[Data entries]
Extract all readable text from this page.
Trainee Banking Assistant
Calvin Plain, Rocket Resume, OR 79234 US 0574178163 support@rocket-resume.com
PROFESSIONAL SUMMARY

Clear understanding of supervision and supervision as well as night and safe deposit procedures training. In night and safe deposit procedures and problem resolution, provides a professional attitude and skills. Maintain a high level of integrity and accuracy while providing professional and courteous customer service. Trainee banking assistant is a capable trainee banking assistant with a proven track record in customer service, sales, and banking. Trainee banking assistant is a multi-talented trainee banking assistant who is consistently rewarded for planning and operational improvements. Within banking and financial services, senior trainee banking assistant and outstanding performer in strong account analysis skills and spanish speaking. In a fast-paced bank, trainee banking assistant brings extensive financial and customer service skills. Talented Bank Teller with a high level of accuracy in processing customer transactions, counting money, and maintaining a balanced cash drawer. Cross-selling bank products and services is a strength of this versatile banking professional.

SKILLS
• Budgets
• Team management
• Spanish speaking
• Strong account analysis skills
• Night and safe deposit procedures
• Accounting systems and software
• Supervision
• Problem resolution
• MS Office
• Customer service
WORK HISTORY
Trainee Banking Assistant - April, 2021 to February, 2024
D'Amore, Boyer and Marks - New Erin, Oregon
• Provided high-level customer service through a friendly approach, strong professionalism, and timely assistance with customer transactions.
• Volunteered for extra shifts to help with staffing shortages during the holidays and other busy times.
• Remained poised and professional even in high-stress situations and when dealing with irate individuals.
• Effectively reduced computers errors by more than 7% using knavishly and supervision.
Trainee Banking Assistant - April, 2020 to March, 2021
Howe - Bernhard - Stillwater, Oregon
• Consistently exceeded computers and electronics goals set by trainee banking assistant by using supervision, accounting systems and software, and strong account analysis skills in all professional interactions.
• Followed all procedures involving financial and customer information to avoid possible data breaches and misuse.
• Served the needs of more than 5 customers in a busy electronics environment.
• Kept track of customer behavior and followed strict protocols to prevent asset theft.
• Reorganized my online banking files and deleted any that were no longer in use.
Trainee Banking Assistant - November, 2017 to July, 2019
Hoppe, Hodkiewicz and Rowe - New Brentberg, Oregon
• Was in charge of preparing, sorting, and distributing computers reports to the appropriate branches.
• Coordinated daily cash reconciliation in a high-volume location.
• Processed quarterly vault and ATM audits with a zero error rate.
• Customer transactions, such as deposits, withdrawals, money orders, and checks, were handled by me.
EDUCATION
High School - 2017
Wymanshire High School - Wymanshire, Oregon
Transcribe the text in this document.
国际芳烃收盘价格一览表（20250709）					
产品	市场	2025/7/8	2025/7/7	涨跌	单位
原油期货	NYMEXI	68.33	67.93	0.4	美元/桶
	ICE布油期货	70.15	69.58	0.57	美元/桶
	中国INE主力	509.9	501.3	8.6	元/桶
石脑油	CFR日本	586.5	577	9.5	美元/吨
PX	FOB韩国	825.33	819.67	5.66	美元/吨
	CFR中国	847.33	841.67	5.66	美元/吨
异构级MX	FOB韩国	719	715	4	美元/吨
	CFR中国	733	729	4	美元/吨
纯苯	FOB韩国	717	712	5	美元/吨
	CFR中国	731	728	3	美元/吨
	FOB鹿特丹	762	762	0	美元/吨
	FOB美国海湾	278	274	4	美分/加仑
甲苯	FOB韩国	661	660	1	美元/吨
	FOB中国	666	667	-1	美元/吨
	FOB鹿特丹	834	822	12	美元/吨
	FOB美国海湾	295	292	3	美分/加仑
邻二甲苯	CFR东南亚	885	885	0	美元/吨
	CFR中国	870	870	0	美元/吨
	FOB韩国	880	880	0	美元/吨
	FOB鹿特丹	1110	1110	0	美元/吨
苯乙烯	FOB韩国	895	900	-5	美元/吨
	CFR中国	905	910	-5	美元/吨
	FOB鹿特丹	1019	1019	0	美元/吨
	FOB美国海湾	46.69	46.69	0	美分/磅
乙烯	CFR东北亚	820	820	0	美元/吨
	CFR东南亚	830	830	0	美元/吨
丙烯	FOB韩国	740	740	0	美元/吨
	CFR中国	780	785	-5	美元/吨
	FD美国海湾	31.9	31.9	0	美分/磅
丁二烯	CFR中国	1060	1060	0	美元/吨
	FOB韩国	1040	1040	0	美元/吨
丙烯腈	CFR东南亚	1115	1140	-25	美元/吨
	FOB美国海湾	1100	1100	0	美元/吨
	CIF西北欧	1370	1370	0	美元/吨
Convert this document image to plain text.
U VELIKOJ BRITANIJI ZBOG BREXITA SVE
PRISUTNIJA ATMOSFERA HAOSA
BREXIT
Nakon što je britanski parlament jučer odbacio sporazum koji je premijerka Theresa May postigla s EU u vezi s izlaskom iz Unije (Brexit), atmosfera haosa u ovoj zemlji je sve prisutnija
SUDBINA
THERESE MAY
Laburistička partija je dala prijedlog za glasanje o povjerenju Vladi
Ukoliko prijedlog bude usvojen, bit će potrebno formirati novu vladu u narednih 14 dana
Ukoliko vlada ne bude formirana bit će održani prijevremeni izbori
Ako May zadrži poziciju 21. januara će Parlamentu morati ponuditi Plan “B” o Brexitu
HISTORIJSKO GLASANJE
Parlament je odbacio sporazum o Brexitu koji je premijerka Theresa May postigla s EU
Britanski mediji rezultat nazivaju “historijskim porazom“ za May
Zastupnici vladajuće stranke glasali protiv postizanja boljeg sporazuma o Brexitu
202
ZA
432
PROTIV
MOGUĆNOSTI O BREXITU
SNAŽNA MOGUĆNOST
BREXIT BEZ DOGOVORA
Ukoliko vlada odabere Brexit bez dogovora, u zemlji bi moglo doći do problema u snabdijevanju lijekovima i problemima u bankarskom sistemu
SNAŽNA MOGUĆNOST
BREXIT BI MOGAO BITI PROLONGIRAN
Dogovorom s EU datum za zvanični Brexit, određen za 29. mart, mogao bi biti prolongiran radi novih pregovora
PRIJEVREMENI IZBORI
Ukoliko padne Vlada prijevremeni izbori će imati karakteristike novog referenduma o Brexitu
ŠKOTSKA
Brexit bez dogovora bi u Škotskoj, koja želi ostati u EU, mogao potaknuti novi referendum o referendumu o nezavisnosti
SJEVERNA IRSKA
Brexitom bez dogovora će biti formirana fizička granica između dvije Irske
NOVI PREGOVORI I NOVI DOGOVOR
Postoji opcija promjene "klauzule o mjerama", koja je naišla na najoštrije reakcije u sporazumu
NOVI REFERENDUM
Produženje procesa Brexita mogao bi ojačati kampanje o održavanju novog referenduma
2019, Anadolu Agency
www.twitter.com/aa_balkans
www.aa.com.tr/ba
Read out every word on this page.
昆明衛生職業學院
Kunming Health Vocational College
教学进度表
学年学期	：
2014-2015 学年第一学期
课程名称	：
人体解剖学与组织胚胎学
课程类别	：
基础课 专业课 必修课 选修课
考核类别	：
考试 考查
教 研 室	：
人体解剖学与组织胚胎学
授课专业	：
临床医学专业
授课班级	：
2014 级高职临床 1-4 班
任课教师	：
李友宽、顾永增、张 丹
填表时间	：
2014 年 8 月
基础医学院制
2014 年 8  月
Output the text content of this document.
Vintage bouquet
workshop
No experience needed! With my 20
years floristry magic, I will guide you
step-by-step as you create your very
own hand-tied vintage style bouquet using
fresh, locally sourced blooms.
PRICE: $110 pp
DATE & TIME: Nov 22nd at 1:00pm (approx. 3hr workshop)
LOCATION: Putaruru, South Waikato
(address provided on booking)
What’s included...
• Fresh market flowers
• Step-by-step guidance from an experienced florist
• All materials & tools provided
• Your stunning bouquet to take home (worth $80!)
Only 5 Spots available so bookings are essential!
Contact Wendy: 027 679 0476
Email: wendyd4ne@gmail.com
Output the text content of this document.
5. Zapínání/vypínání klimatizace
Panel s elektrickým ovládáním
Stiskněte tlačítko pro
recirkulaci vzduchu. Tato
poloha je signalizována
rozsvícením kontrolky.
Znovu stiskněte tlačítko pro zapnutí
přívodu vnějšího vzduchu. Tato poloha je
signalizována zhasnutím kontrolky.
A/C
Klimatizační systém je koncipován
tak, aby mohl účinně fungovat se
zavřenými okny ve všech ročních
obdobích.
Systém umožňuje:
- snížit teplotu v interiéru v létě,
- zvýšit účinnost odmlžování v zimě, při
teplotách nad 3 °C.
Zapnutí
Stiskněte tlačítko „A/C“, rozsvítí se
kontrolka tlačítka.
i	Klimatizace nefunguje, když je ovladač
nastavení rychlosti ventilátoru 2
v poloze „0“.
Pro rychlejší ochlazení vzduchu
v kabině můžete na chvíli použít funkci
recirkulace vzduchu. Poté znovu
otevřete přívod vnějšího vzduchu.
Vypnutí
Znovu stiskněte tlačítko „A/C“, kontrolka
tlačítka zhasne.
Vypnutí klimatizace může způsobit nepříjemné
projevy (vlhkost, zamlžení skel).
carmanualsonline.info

SHORT EXERCISE =
Give only a number: how many lines of the data hold the string "electronics"?

WORKED ANSWER =
2